-------- Data
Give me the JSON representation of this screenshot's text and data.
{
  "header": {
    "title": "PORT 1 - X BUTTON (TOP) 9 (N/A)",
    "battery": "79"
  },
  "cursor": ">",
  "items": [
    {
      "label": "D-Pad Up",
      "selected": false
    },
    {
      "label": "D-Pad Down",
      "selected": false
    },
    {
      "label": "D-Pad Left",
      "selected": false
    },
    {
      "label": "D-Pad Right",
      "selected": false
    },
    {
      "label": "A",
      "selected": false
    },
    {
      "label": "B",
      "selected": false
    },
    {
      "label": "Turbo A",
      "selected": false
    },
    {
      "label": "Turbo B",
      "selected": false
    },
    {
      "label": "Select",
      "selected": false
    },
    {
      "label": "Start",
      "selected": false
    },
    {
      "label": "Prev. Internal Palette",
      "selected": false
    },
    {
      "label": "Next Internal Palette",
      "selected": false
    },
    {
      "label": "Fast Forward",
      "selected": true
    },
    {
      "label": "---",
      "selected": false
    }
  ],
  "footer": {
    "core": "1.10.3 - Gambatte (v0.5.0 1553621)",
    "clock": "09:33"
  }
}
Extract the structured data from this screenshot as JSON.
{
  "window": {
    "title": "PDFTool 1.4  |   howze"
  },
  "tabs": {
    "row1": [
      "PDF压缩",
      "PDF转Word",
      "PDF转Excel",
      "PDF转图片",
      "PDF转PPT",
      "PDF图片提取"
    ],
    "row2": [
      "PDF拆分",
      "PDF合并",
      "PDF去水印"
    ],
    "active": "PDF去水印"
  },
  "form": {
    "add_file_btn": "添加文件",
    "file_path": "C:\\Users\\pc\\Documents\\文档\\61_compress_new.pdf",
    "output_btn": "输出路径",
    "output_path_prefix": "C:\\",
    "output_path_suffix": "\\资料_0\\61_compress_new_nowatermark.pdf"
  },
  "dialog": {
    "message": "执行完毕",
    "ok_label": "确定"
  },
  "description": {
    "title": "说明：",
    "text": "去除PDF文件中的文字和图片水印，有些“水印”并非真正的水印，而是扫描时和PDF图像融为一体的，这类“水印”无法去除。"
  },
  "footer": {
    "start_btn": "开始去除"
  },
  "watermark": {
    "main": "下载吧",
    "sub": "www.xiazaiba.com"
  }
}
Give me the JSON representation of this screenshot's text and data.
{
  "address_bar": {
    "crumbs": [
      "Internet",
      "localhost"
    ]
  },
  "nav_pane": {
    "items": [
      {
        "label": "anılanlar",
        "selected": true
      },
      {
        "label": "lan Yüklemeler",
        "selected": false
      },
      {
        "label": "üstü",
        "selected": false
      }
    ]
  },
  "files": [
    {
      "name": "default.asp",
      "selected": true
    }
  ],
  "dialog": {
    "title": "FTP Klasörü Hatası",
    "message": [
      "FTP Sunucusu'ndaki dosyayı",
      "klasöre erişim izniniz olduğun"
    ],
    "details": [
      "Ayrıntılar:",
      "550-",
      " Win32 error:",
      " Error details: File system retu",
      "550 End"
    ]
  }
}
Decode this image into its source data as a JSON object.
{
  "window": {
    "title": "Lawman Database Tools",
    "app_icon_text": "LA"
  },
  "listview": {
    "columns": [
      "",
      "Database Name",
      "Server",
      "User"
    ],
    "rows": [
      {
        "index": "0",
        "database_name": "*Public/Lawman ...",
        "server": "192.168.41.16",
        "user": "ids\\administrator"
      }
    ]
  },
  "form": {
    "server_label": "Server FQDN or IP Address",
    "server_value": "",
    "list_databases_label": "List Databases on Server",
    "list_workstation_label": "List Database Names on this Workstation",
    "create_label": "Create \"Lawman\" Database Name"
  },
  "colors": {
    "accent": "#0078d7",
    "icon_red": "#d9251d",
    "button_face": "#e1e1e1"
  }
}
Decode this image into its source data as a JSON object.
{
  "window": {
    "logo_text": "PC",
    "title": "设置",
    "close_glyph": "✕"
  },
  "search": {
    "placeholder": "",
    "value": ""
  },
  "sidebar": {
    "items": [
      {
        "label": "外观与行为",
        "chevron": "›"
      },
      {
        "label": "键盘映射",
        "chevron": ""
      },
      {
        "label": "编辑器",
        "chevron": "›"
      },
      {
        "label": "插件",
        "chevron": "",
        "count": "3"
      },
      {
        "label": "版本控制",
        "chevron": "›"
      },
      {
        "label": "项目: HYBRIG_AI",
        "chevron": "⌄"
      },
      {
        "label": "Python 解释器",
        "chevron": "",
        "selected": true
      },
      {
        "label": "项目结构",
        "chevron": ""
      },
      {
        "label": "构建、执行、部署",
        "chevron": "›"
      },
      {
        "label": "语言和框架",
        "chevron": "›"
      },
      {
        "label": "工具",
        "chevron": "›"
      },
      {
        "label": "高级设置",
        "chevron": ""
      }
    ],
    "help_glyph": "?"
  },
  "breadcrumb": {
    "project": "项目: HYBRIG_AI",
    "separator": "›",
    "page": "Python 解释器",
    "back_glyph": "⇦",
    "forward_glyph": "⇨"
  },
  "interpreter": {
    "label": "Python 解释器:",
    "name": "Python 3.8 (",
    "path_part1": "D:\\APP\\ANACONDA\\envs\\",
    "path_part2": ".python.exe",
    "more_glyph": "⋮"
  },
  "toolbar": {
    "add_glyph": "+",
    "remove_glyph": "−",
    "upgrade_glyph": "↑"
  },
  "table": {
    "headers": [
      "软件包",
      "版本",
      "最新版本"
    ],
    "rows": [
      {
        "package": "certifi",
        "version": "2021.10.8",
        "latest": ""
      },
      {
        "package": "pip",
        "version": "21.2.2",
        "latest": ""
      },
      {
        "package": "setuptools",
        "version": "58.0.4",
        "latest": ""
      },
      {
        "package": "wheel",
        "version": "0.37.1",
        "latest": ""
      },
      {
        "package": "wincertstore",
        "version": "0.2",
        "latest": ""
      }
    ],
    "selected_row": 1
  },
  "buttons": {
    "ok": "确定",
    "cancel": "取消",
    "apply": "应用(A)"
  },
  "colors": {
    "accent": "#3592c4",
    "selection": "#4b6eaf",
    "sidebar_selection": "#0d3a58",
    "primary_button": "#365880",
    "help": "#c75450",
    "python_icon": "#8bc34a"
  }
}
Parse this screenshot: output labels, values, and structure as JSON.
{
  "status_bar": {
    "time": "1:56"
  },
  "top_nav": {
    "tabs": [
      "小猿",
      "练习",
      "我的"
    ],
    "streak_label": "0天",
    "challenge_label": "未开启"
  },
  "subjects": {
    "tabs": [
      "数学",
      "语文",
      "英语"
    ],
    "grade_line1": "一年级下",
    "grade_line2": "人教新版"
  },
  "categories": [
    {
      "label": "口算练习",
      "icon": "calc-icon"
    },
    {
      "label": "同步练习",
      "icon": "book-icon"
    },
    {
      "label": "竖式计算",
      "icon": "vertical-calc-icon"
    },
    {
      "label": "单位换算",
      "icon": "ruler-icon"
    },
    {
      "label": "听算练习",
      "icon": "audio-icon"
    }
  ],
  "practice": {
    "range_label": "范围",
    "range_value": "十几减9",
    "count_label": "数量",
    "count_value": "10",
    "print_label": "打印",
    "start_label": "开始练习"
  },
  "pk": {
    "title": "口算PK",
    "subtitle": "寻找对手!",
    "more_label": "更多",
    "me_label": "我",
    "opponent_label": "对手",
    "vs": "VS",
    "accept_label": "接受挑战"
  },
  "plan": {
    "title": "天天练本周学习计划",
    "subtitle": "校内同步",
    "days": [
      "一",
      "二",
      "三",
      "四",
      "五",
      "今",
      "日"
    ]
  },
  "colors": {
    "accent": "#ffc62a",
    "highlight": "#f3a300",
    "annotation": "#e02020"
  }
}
----------------
> [What the task requires]:
Search the entries for the word "screenshot" and pick out every line that holds it.

> [Full solution]:
Give me the JSON representation of this screenshot's text and data.
Extract the structured data from this screenshot as JSON.
Give me the JSON representation of this screenshot's text and data.
Parse this screenshot: output labels, values, and structure as JSON.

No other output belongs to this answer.